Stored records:
[start]

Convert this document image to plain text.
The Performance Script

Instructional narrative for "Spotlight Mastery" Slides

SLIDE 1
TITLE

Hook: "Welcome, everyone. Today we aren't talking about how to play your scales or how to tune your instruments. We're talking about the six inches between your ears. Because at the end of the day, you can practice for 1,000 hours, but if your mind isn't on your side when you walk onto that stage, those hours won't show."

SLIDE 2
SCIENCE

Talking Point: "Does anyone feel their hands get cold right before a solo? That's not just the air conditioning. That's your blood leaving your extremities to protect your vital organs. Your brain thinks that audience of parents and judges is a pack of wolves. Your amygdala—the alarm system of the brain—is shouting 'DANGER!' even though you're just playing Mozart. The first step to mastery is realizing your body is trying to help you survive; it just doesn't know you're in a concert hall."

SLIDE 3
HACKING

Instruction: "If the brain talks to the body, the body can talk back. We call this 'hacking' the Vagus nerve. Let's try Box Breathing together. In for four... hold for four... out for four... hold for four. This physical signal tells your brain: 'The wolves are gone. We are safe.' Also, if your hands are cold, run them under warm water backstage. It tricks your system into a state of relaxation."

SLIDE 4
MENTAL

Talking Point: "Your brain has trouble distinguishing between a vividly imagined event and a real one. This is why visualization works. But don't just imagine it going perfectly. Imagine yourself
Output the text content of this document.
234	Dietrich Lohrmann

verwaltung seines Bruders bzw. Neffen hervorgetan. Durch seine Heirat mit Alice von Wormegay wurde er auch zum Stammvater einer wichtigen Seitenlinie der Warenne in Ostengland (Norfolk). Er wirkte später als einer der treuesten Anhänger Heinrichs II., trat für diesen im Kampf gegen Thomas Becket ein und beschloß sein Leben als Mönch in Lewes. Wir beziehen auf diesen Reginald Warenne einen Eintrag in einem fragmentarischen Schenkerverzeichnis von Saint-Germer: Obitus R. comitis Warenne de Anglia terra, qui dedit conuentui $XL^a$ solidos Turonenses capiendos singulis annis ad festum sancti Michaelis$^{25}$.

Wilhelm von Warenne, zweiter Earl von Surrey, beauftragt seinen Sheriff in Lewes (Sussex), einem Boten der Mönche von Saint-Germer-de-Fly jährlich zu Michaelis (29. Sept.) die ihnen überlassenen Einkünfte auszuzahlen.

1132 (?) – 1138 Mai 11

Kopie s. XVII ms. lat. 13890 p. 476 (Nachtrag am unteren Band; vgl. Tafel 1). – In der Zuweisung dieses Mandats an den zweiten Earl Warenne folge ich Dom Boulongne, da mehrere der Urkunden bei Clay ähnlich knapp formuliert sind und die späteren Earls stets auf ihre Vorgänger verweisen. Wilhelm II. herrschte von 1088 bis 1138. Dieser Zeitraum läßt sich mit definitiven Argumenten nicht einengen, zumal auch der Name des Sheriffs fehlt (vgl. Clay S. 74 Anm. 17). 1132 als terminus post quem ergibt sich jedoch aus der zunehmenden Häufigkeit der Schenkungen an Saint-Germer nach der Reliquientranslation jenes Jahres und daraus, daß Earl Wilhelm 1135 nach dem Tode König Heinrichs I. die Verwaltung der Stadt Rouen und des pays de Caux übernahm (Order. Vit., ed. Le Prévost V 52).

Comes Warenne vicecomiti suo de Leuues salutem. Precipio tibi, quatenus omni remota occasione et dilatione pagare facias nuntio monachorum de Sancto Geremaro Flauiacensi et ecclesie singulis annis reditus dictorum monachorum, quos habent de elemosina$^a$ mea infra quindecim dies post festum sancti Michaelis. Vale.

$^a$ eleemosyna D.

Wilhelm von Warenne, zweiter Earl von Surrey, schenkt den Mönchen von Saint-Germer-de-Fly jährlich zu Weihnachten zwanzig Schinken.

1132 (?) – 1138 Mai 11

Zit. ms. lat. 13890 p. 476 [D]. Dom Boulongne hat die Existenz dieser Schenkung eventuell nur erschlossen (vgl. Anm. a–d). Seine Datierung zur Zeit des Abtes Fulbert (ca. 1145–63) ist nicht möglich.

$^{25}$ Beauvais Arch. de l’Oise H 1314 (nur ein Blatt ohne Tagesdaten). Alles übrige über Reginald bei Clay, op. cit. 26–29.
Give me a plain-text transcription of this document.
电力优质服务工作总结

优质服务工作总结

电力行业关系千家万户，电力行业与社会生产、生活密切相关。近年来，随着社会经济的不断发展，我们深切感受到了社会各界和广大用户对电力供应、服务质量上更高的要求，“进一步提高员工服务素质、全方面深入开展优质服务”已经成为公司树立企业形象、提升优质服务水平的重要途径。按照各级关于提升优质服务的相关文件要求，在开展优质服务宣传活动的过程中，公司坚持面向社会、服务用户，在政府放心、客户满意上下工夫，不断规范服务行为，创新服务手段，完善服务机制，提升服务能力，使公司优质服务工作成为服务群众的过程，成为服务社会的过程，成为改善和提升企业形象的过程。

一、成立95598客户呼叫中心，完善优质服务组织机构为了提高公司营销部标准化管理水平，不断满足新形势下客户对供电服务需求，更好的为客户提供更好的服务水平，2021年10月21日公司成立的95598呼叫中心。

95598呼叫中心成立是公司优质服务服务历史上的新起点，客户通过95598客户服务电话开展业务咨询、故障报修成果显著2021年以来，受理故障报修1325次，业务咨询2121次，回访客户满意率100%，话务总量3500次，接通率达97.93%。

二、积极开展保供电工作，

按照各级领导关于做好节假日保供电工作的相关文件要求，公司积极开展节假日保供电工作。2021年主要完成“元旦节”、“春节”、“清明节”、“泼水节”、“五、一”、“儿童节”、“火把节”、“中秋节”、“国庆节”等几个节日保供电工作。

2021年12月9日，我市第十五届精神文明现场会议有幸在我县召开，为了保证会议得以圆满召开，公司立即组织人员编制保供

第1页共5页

[end]

▶ **What is needed**
Select all lines in the listing that include the word "zweiter".

▶ **Final answer**
Wilhelm von Warenne, zweiter Earl von Surrey, beauftragt seinen Sheriff in Lewes (Sussex), einem Boten der Mönche von Saint-Germer-de-Fly jährlich zu Michaelis (29. Sept.) die ihnen überlassenen Einkünfte auszuzahlen.
Wilhelm von Warenne, zweiter Earl von Surrey, schenkt den Mönchen von Saint-Germer-de-Fly jährlich zu Weihnachten zwanzig Schinken.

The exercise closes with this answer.